Text section:
┌──

Berrigan’s verse style throughout his career—sometimes ebullient, always informal—owed a lot to Frank O’Hara, who seems not to have known his real birthday (his parents gave out the wrong one to avoid scandal). O’Hara’s verse celebrates Rachmaninoff’s birthday repeatedly; he also promotes the birthdays of friends and lovers (in, for example, “Ode to Michael Goldberg ['s Birth and Other Births]”).Yet when he started a long poem on (what he thought was) his 30th birthday, “In Memory of My Feelings” (1956), O’Hara did not name the event in the poem. Instead, its Whitmanesque exuberance imagines the people O’Hara might have become: a Venetian, a naval hero, “a dictator,” “a doctor eating a child”: “My transparent selves / flail about like vipers in a pail ... Beneath these lives / the ardent lover of history hides.”
Modern poets don’t have to hide, or sound sad, on their birthdays; they can get angry too. Hoa Nguyen’s recent “Birthday Poem” presents Nguyen—in her usual fragmentary, provocative fashion—at once as the life of the party and as a righteous fury, a feminist avenger:
Fire Horse poet This is a birthday
poem squeaky underfoot
the snow and Jeanine’s cookies
I drive husbands and fathers
to early deaths Push the knife
into the cake to cut it
Nguyen’s confidence—and her kind of delighted aggression—recalls Sylvia Plath, for whom birthdays were also reminders of death: Plath’s seven-part “Poem for a Birthday” (1959) allegorizes the life of a burned witch, “Duchess of Nothing, / Hairtusk’s bride,” a buried victim of prehistoric sacrifice. Plath concludes, characteristically, with death and rebirth: “My mendings itch. There is nothing to do … I shall be good as new.”
None of these poems commemorate happy birthdays. Even Rita Dove’s optimistic “Testimonial” celebrates her birth, not her birthday. Frank Bidart’s “Happy Birthday” compares the poet (then turning 33) to old-time bicycle racers such as “WILLIE HARRADON CYCLIST / THE YOUTHFUL PHENOMENON”: “as the fragile metal of their / wheels stopped turning, as they // took on wives, children, accomplishments ... they could not tell themselves from what they had done.” And Elizabeth Bishop’s “The Bight” (1949), subtitled “on my birthday,” presents the eponymous Key West harbor, the cluttered writing desk that resembles the harbor, and by implication Bishop’s own life as a set of disheveled catastrophes, almost wrecked from “the last bad storm”; nonetheless, “all the untidy activity continues, / awful but cheerful.” That last line appears on Bishop’s gravestone.
None of the poets gathered here saw the change in their own age, or the occasion of their own birth, as reason to celebrate, even when they thought other people would. And maybe that’s no wonder: few adults feel happy about growing old. But the persistence of the sad-birthday-to-me poem suggests a more specific rationale, especially when put beside all the poems, letters, and Facebook posts, where poets wish festive delight, or glad wisdom, on others.

└──

Source material:
┌──

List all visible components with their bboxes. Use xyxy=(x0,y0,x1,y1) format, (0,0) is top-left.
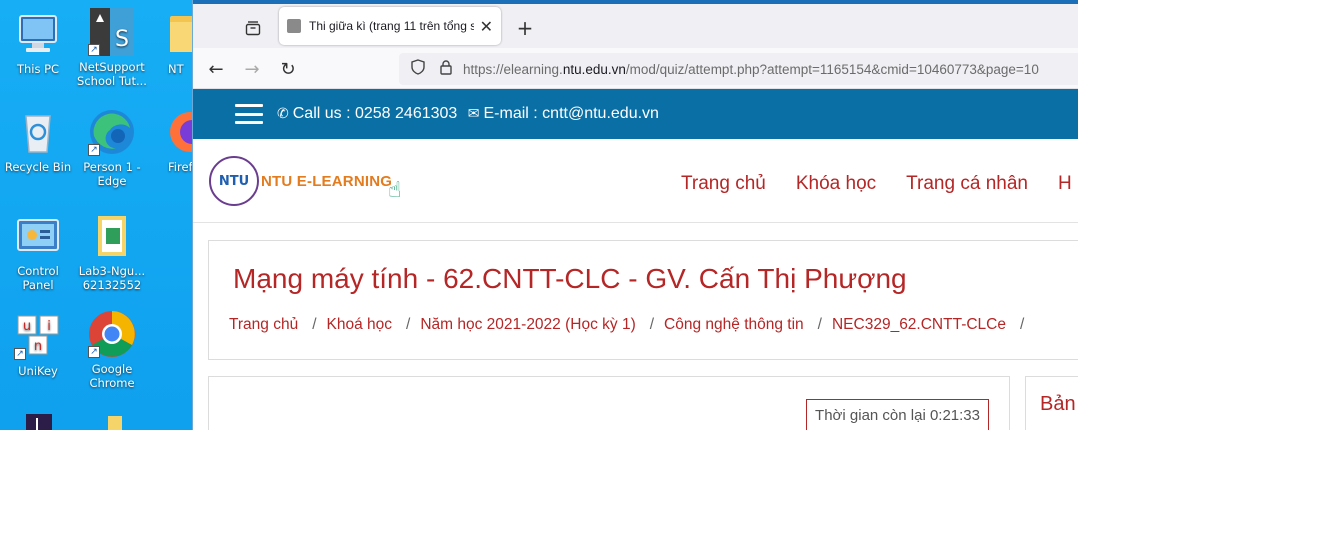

└──

Your goal:
Write the next part of the essay on birthday poems, starting after its final sentence. The material comes from a separate source and has no connection to the text.

Response for this exercise:
Birthdays, after all, in our society if not in Martha Moulsworth’s, are supposed to be social occasions, reasons for other people to gather and recognize the enduring self. Such occasions carry one set of tonal possibilities if you’re addressing others but another, gloomier one if you’re writing or speaking about nobody but yourself. A poem for somebody else’s day may serve as a present, a vehicle for gratitude, a means of interaction, but it’s hard to be both happy and introspective if the birth is your own. Edward Thomas’s poem begins when somebody else, perhaps his wife, Helen, reminds him what day it is. That’s why its last line adds an air of restrained gratitude: “how lucky we are.” We: not I or me.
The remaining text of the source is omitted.